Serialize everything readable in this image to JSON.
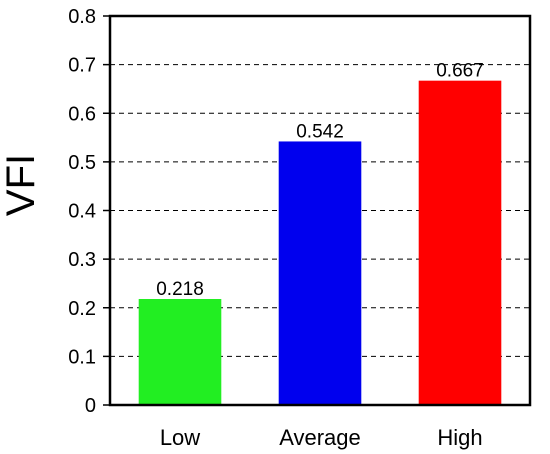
{
  "chart_data": {
    "type": "bar",
    "title": "",
    "xlabel": "",
    "ylabel": "VFI",
    "categories": [
      "Low",
      "Average",
      "High"
    ],
    "values": [
      0.218,
      0.542,
      0.667
    ],
    "data_labels": [
      "0.218",
      "0.542",
      "0.667"
    ],
    "bar_colors": [
      "#22ee22",
      "#0000ee",
      "#ff0000"
    ],
    "ylim": [
      0,
      0.8
    ],
    "yticks": [
      0,
      0.1,
      0.2,
      0.3,
      0.4,
      0.5,
      0.6,
      0.7,
      0.8
    ],
    "ytick_labels": [
      "0",
      "0.1",
      "0.2",
      "0.3",
      "0.4",
      "0.5",
      "0.6",
      "0.7",
      "0.8"
    ],
    "grid": "horizontal dashed",
    "legend": "none"
  }
}
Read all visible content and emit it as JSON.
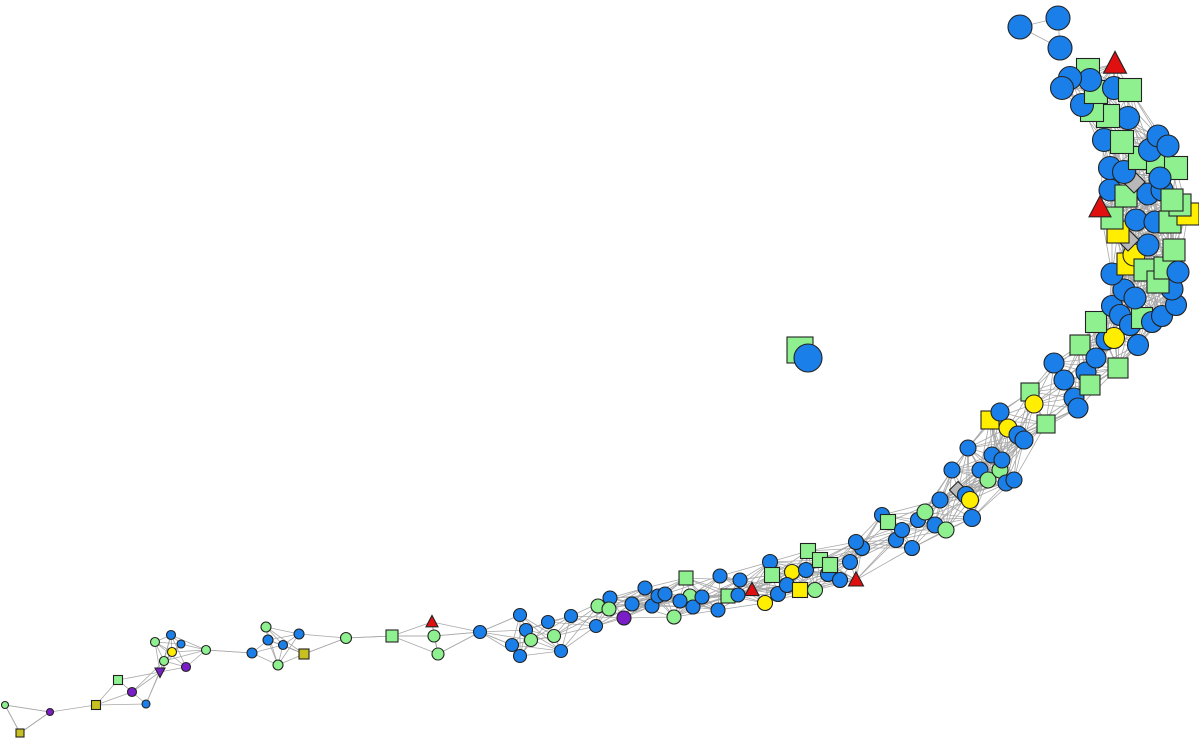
{
  "graph": {
    "kind": "network",
    "node_shapes": [
      "circle",
      "square",
      "triangle",
      "triangle-down",
      "square-hatched"
    ],
    "legend_colors": {
      "blue": "#1a7fe8",
      "green": "#8ff08f",
      "yellow": "#ffee00",
      "red": "#e01010",
      "purple": "#7a1fc8",
      "gray": "#b8b8b8",
      "olive": "#c8c020"
    },
    "edge_color": "#a8a8a8",
    "labels_shown": false
  }
}
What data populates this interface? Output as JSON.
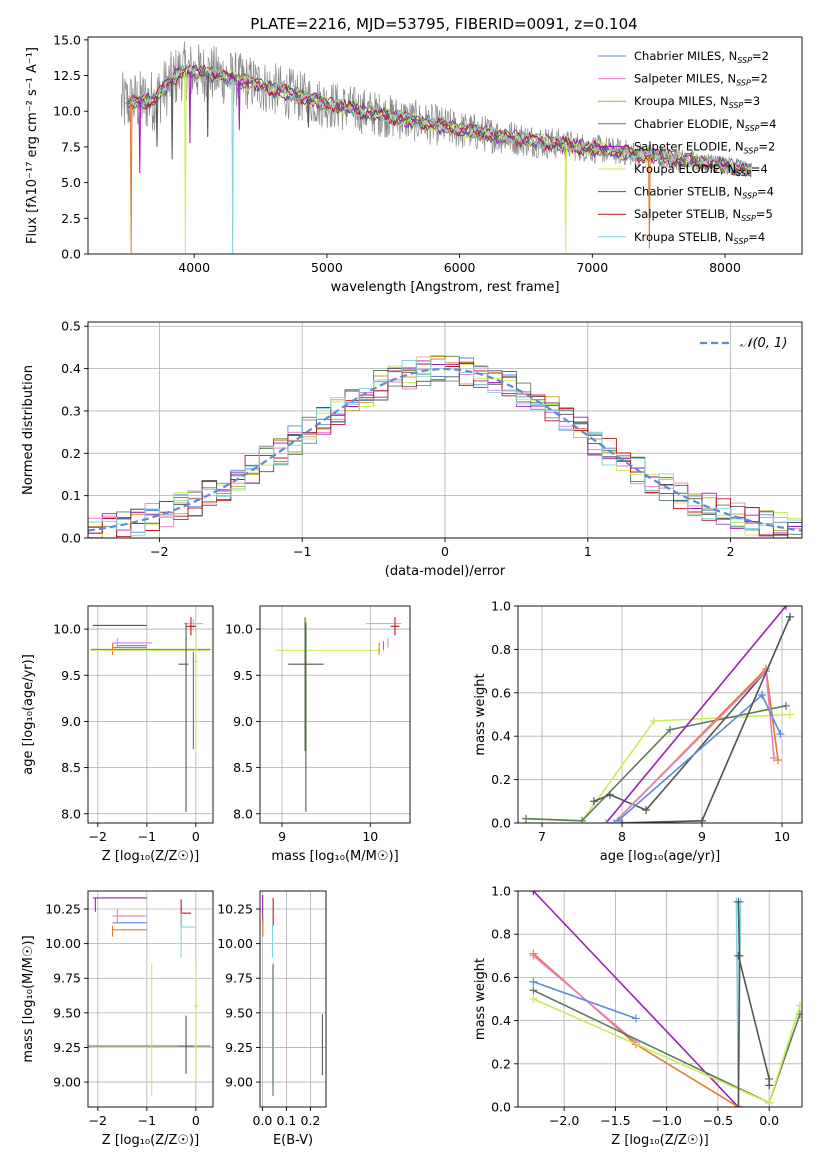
{
  "figure": {
    "title": "PLATE=2216, MJD=53795, FIBERID=0091, z=0.104"
  },
  "colors": {
    "Chabrier MILES": "#5b8bd8",
    "Salpeter MILES": "#e77fc8",
    "Kroupa MILES": "#c8a028",
    "Chabrier ELODIE": "#5a7d5a",
    "Salpeter ELODIE": "#9b1fb8",
    "Kroupa ELODIE": "#cdeb5a",
    "Chabrier STELIB": "#555555",
    "Salpeter STELIB": "#c0151c",
    "Kroupa STELIB": "#7fd6e0",
    "orange": "#e67a27",
    "normal_curve": "#5b8bd8"
  },
  "chart_data": [
    {
      "id": "spectrum",
      "type": "line",
      "title": "PLATE=2216, MJD=53795, FIBERID=0091, z=0.104",
      "xlabel": "wavelength [Angstrom, rest frame]",
      "ylabel": "Flux [fλ10⁻¹⁷ erg cm⁻² s⁻¹ A⁻¹]",
      "xlim": [
        3200,
        8580
      ],
      "ylim": [
        0,
        15.2
      ],
      "xticks": [
        4000,
        5000,
        6000,
        7000,
        8000
      ],
      "yticks": [
        0.0,
        2.5,
        5.0,
        7.5,
        10.0,
        12.5,
        15.0
      ],
      "grid": false,
      "legend_position": "upper-right",
      "legend": [
        {
          "model": "Chabrier MILES",
          "n": "2"
        },
        {
          "model": "Salpeter MILES",
          "n": "2"
        },
        {
          "model": "Kroupa MILES",
          "n": "3"
        },
        {
          "model": "Chabrier ELODIE",
          "n": "4"
        },
        {
          "model": "Salpeter ELODIE",
          "n": "2"
        },
        {
          "model": "Kroupa ELODIE",
          "n": "4"
        },
        {
          "model": "Chabrier STELIB",
          "n": "4"
        },
        {
          "model": "Salpeter STELIB",
          "n": "5"
        },
        {
          "model": "Kroupa STELIB",
          "n": "4"
        }
      ],
      "continuum": {
        "x": [
          3450,
          3700,
          3900,
          4100,
          4500,
          5000,
          5500,
          6000,
          6500,
          7000,
          7500,
          8000,
          8200
        ],
        "y": [
          10.5,
          10.8,
          12.8,
          12.7,
          11.8,
          10.5,
          9.6,
          8.7,
          8.0,
          7.4,
          6.8,
          6.2,
          5.9
        ]
      },
      "noisy_data": {
        "x_range": [
          3450,
          8200
        ],
        "noise_amplitude_blue": 2.3,
        "noise_amplitude_red": 0.6
      },
      "absorption_dips": [
        {
          "x": 3525,
          "depth": 10.5,
          "model": "orange"
        },
        {
          "x": 3590,
          "depth": 5.0,
          "model": "Salpeter ELODIE"
        },
        {
          "x": 3720,
          "depth": 3.5,
          "model": "Chabrier STELIB"
        },
        {
          "x": 3834,
          "depth": 5.5,
          "model": "Chabrier STELIB"
        },
        {
          "x": 3934,
          "depth": 13.0,
          "model": "Kroupa ELODIE"
        },
        {
          "x": 3968,
          "depth": 5.0,
          "model": "Salpeter ELODIE"
        },
        {
          "x": 4102,
          "depth": 4.5,
          "model": "Chabrier STELIB"
        },
        {
          "x": 4290,
          "depth": 12.5,
          "model": "Kroupa STELIB"
        },
        {
          "x": 4340,
          "depth": 3.5,
          "model": "Salpeter ELODIE"
        },
        {
          "x": 4861,
          "depth": 2.0,
          "model": "Chabrier STELIB"
        },
        {
          "x": 6800,
          "depth": 7.5,
          "model": "Kroupa ELODIE"
        },
        {
          "x": 7430,
          "depth": 6.5,
          "model": "orange"
        }
      ]
    },
    {
      "id": "residuals",
      "type": "histogram",
      "xlabel": "(data-model)/error",
      "ylabel": "Normed distribution",
      "xlim": [
        -2.5,
        2.5
      ],
      "ylim": [
        0,
        0.51
      ],
      "xticks": [
        -2,
        -1,
        0,
        1,
        2
      ],
      "yticks": [
        0.0,
        0.1,
        0.2,
        0.3,
        0.4,
        0.5
      ],
      "grid": true,
      "legend_position": "upper-right",
      "legend": [
        {
          "label": "𝒩(0, 1)"
        }
      ],
      "bin_width": 0.1,
      "models": [
        "Chabrier MILES",
        "Salpeter MILES",
        "Kroupa MILES",
        "Chabrier ELODIE",
        "Salpeter ELODIE",
        "Kroupa ELODIE",
        "Chabrier STELIB",
        "Salpeter STELIB",
        "Kroupa STELIB"
      ],
      "normal_curve": {
        "mean": 0,
        "sigma": 1
      }
    },
    {
      "id": "age_vs_Z",
      "type": "errorbar",
      "xlabel": "Z [log₁₀(Z/Z☉)]",
      "ylabel": "age  [log₁₀(age/yr)]",
      "xlim": [
        -2.2,
        0.35
      ],
      "ylim": [
        7.9,
        10.25
      ],
      "xticks": [
        -2,
        -1,
        0
      ],
      "yticks": [
        8.0,
        8.5,
        9.0,
        9.5,
        10.0
      ],
      "grid": true,
      "points": [
        {
          "model": "Salpeter ELODIE",
          "x": -2.05,
          "xerr": [
            0.05,
            1.05
          ],
          "y": 10.04,
          "yerr": [
            0.0,
            0.0
          ]
        },
        {
          "model": "Salpeter MILES",
          "x": -1.6,
          "xerr": [
            0.1,
            0.7
          ],
          "y": 9.85,
          "yerr": [
            0.05,
            0.05
          ]
        },
        {
          "model": "Chabrier MILES",
          "x": -1.6,
          "xerr": [
            0.0,
            0.6
          ],
          "y": 9.82,
          "yerr": [
            0.0,
            0.0
          ]
        },
        {
          "model": "orange",
          "x": -1.7,
          "xerr": [
            0.0,
            0.7
          ],
          "y": 9.8,
          "yerr": [
            0.08,
            0.05
          ]
        },
        {
          "model": "Chabrier ELODIE",
          "x": -0.8,
          "xerr": [
            1.35,
            1.1
          ],
          "y": 9.78,
          "yerr": [
            0.0,
            0.0
          ]
        },
        {
          "model": "Kroupa ELODIE",
          "x": -0.9,
          "xerr": [
            1.25,
            1.2
          ],
          "y": 9.77,
          "yerr": [
            0.0,
            0.0
          ]
        },
        {
          "model": "Kroupa STELIB",
          "x": -0.05,
          "xerr": [
            0.2,
            0.2
          ],
          "y": 10.06,
          "yerr": [
            0.05,
            0.05
          ]
        },
        {
          "model": "Salpeter STELIB",
          "x": -0.1,
          "xerr": [
            0.1,
            0.1
          ],
          "y": 10.03,
          "yerr": [
            0.1,
            0.1
          ]
        },
        {
          "model": "Chabrier STELIB",
          "x": -0.2,
          "xerr": [
            0.15,
            0.05
          ],
          "y": 9.62,
          "yerr": [
            1.6,
            0.45
          ]
        },
        {
          "model": "Kroupa ELODIE",
          "x": 0.0,
          "xerr": [
            0.05,
            0.05
          ],
          "y": 9.65,
          "yerr": [
            1.0,
            0.3
          ]
        },
        {
          "model": "Chabrier ELODIE",
          "x": -0.05,
          "xerr": [
            0.0,
            0.0
          ],
          "y": 9.3,
          "yerr": [
            0.6,
            0.45
          ]
        }
      ]
    },
    {
      "id": "age_vs_mass",
      "type": "errorbar",
      "xlabel": "mass [log₁₀(M/M☉)]",
      "ylabel": "",
      "xlim": [
        8.75,
        10.45
      ],
      "ylim": [
        7.9,
        10.25
      ],
      "xticks": [
        9,
        10
      ],
      "yticks": [
        8.0,
        8.5,
        9.0,
        9.5,
        10.0
      ],
      "grid": true,
      "points": [
        {
          "model": "Kroupa ELODIE",
          "x": 9.27,
          "xerr": [
            0.35,
            0.85
          ],
          "y": 9.77,
          "yerr": [
            1.1,
            0.35
          ]
        },
        {
          "model": "Chabrier ELODIE",
          "x": 9.26,
          "xerr": [
            0.0,
            0.0
          ],
          "y": 9.78,
          "yerr": [
            1.1,
            0.35
          ]
        },
        {
          "model": "Chabrier STELIB",
          "x": 9.27,
          "xerr": [
            0.2,
            0.2
          ],
          "y": 9.62,
          "yerr": [
            1.6,
            0.45
          ]
        },
        {
          "model": "Kroupa STELIB",
          "x": 10.2,
          "xerr": [
            0.25,
            0.15
          ],
          "y": 10.06,
          "yerr": [
            0.0,
            0.0
          ]
        },
        {
          "model": "Salpeter STELIB",
          "x": 10.28,
          "xerr": [
            0.05,
            0.05
          ],
          "y": 10.03,
          "yerr": [
            0.1,
            0.1
          ]
        },
        {
          "model": "Chabrier MILES",
          "x": 10.15,
          "xerr": [
            0.0,
            0.0
          ],
          "y": 9.82,
          "yerr": [
            0.05,
            0.05
          ]
        },
        {
          "model": "Salpeter MILES",
          "x": 10.2,
          "xerr": [
            0.0,
            0.0
          ],
          "y": 9.85,
          "yerr": [
            0.05,
            0.05
          ]
        },
        {
          "model": "orange",
          "x": 10.1,
          "xerr": [
            0.0,
            0.0
          ],
          "y": 9.8,
          "yerr": [
            0.08,
            0.05
          ]
        },
        {
          "model": "Salpeter ELODIE",
          "x": 10.33,
          "xerr": [
            0.0,
            0.0
          ],
          "y": 10.04,
          "yerr": [
            0.0,
            0.0
          ]
        }
      ]
    },
    {
      "id": "mass_weight_vs_age",
      "type": "line",
      "xlabel": "age  [log₁₀(age/yr)]",
      "ylabel": "mass weight",
      "xlim": [
        6.7,
        10.25
      ],
      "ylim": [
        0,
        1.0
      ],
      "xticks": [
        7,
        8,
        9,
        10
      ],
      "yticks": [
        0.0,
        0.2,
        0.4,
        0.6,
        0.8,
        1.0
      ],
      "grid": true,
      "series": [
        {
          "model": "Kroupa ELODIE",
          "x": [
            6.8,
            7.5,
            8.4,
            10.1
          ],
          "y": [
            0.02,
            0.01,
            0.47,
            0.5
          ]
        },
        {
          "model": "Chabrier ELODIE",
          "x": [
            6.8,
            7.5,
            8.6,
            10.05
          ],
          "y": [
            0.02,
            0.01,
            0.43,
            0.54
          ]
        },
        {
          "model": "Chabrier STELIB",
          "x": [
            7.65,
            7.85,
            8.3,
            9.8
          ],
          "y": [
            0.1,
            0.13,
            0.06,
            0.7
          ]
        },
        {
          "model": "Salpeter ELODIE",
          "x": [
            7.8,
            10.05
          ],
          "y": [
            0.0,
            1.0
          ]
        },
        {
          "model": "orange",
          "x": [
            7.9,
            9.8,
            9.95
          ],
          "y": [
            0.0,
            0.71,
            0.29
          ]
        },
        {
          "model": "Salpeter MILES",
          "x": [
            7.9,
            9.8,
            9.9
          ],
          "y": [
            0.0,
            0.7,
            0.3
          ]
        },
        {
          "model": "Chabrier MILES",
          "x": [
            7.95,
            9.75,
            9.98
          ],
          "y": [
            0.01,
            0.59,
            0.41
          ]
        },
        {
          "model": "Kroupa STELIB",
          "x": [
            7.8,
            9.0,
            10.1
          ],
          "y": [
            0.0,
            0.01,
            0.95
          ]
        },
        {
          "model": "Chabrier STELIB",
          "x": [
            8.0,
            9.0,
            10.1
          ],
          "y": [
            0.0,
            0.01,
            0.95
          ]
        }
      ]
    },
    {
      "id": "mass_vs_Z",
      "type": "errorbar",
      "xlabel": "Z [log₁₀(Z/Z☉)]",
      "ylabel": "mass [log₁₀(M/M☉)]",
      "xlim": [
        -2.2,
        0.35
      ],
      "ylim": [
        8.82,
        10.38
      ],
      "xticks": [
        -2,
        -1,
        0
      ],
      "yticks": [
        9.0,
        9.25,
        9.5,
        9.75,
        10.0,
        10.25
      ],
      "grid": true,
      "points": [
        {
          "model": "Salpeter ELODIE",
          "x": -2.05,
          "xerr": [
            0.05,
            1.05
          ],
          "y": 10.33,
          "yerr": [
            0.1,
            0.0
          ]
        },
        {
          "model": "Salpeter MILES",
          "x": -1.6,
          "xerr": [
            0.1,
            0.6
          ],
          "y": 10.2,
          "yerr": [
            0.05,
            0.05
          ]
        },
        {
          "model": "Chabrier MILES",
          "x": -1.6,
          "xerr": [
            0.1,
            0.6
          ],
          "y": 10.15,
          "yerr": [
            0.0,
            0.0
          ]
        },
        {
          "model": "orange",
          "x": -1.7,
          "xerr": [
            0.0,
            0.7
          ],
          "y": 10.1,
          "yerr": [
            0.05,
            0.03
          ]
        },
        {
          "model": "Salpeter STELIB",
          "x": -0.3,
          "xerr": [
            0.0,
            0.2
          ],
          "y": 10.22,
          "yerr": [
            0.1,
            0.1
          ]
        },
        {
          "model": "Kroupa STELIB",
          "x": -0.3,
          "xerr": [
            0.0,
            0.3
          ],
          "y": 10.12,
          "yerr": [
            0.22,
            0.1
          ]
        },
        {
          "model": "Chabrier ELODIE",
          "x": -1.0,
          "xerr": [
            1.2,
            1.3
          ],
          "y": 9.26,
          "yerr": [
            0.0,
            0.0
          ]
        },
        {
          "model": "Kroupa ELODIE",
          "x": -0.9,
          "xerr": [
            1.25,
            1.2
          ],
          "y": 9.25,
          "yerr": [
            0.35,
            0.6
          ]
        },
        {
          "model": "Chabrier STELIB",
          "x": -0.2,
          "xerr": [
            0.15,
            0.15
          ],
          "y": 9.26,
          "yerr": [
            0.2,
            0.22
          ]
        },
        {
          "model": "Kroupa ELODIE",
          "x": 0.0,
          "xerr": [
            0.05,
            0.05
          ],
          "y": 9.55,
          "yerr": [
            0.55,
            0.3
          ]
        }
      ]
    },
    {
      "id": "mass_vs_ebv",
      "type": "errorbar",
      "xlabel": "E(B-V)",
      "ylabel": "",
      "xlim": [
        -0.01,
        0.265
      ],
      "ylim": [
        8.82,
        10.38
      ],
      "xticks": [
        0.0,
        0.1,
        0.2
      ],
      "yticks": [
        9.0,
        9.25,
        9.5,
        9.75,
        10.0,
        10.25
      ],
      "grid": true,
      "points": [
        {
          "model": "Salpeter ELODIE",
          "x": 0.001,
          "xerr": [
            0.0,
            0.0
          ],
          "y": 10.25,
          "yerr": [
            0.1,
            0.1
          ]
        },
        {
          "model": "orange",
          "x": 0.002,
          "xerr": [
            0.0,
            0.0
          ],
          "y": 10.15,
          "yerr": [
            0.1,
            0.05
          ]
        },
        {
          "model": "Salpeter STELIB",
          "x": 0.045,
          "xerr": [
            0.0,
            0.0
          ],
          "y": 10.23,
          "yerr": [
            0.1,
            0.1
          ]
        },
        {
          "model": "Kroupa STELIB",
          "x": 0.042,
          "xerr": [
            0.0,
            0.0
          ],
          "y": 10.05,
          "yerr": [
            0.15,
            0.1
          ]
        },
        {
          "model": "Kroupa ELODIE",
          "x": 0.046,
          "xerr": [
            0.0,
            0.0
          ],
          "y": 9.42,
          "yerr": [
            0.45,
            0.45
          ]
        },
        {
          "model": "Chabrier ELODIE",
          "x": 0.044,
          "xerr": [
            0.0,
            0.0
          ],
          "y": 9.3,
          "yerr": [
            0.4,
            0.55
          ]
        },
        {
          "model": "Chabrier STELIB",
          "x": 0.25,
          "xerr": [
            0.0,
            0.0
          ],
          "y": 9.27,
          "yerr": [
            0.22,
            0.22
          ]
        }
      ]
    },
    {
      "id": "mass_weight_vs_Z",
      "type": "line",
      "xlabel": "Z [log₁₀(Z/Z☉)]",
      "ylabel": "mass weight",
      "xlim": [
        -2.45,
        0.32
      ],
      "ylim": [
        0,
        1.0
      ],
      "xticks": [
        -2.0,
        -1.5,
        -1.0,
        -0.5,
        0.0
      ],
      "yticks": [
        0.0,
        0.2,
        0.4,
        0.6,
        0.8,
        1.0
      ],
      "grid": true,
      "series": [
        {
          "model": "Salpeter ELODIE",
          "x": [
            -2.3,
            -0.3
          ],
          "y": [
            1.0,
            0.0
          ]
        },
        {
          "model": "orange",
          "x": [
            -2.3,
            -1.3,
            -0.3
          ],
          "y": [
            0.71,
            0.29,
            0.0
          ]
        },
        {
          "model": "Salpeter MILES",
          "x": [
            -2.3,
            -1.3
          ],
          "y": [
            0.7,
            0.3
          ]
        },
        {
          "model": "Chabrier MILES",
          "x": [
            -2.3,
            -1.3
          ],
          "y": [
            0.58,
            0.41
          ]
        },
        {
          "model": "Chabrier ELODIE",
          "x": [
            -2.3,
            0.0,
            0.3
          ],
          "y": [
            0.54,
            0.02,
            0.43
          ]
        },
        {
          "model": "Kroupa ELODIE",
          "x": [
            -2.3,
            0.0,
            0.3
          ],
          "y": [
            0.5,
            0.02,
            0.47
          ]
        },
        {
          "model": "Kroupa STELIB",
          "x": [
            -0.32,
            -0.3,
            -0.28
          ],
          "y": [
            0.95,
            0.0,
            0.95
          ]
        },
        {
          "model": "Chabrier STELIB",
          "x": [
            -0.3,
            -0.29,
            -0.3
          ],
          "y": [
            0.95,
            0.7,
            0.0
          ]
        },
        {
          "model": "Chabrier STELIB",
          "x": [
            -0.3,
            0.0,
            0.0
          ],
          "y": [
            0.7,
            0.13,
            0.1
          ]
        }
      ]
    }
  ]
}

_ _ _

▸ PROBLEM REQUIREMENTS
Locate all lines in the listing above with the word "ylabel". Copy them.

▸ RESULT OF THE TASK
    "ylabel": "VFI",
      "ylabel": "Flux [fλ10⁻¹⁷ erg cm⁻² s⁻¹ A⁻¹]",
      "ylabel": "Normed distribution",
      "ylabel": "age  [log₁₀(age/yr)]",
      "ylabel": "",
      "ylabel": "mass weight",
      "ylabel": "mass [log₁₀(M/M☉)]",
      "ylabel": "",
      "ylabel": "mass weight",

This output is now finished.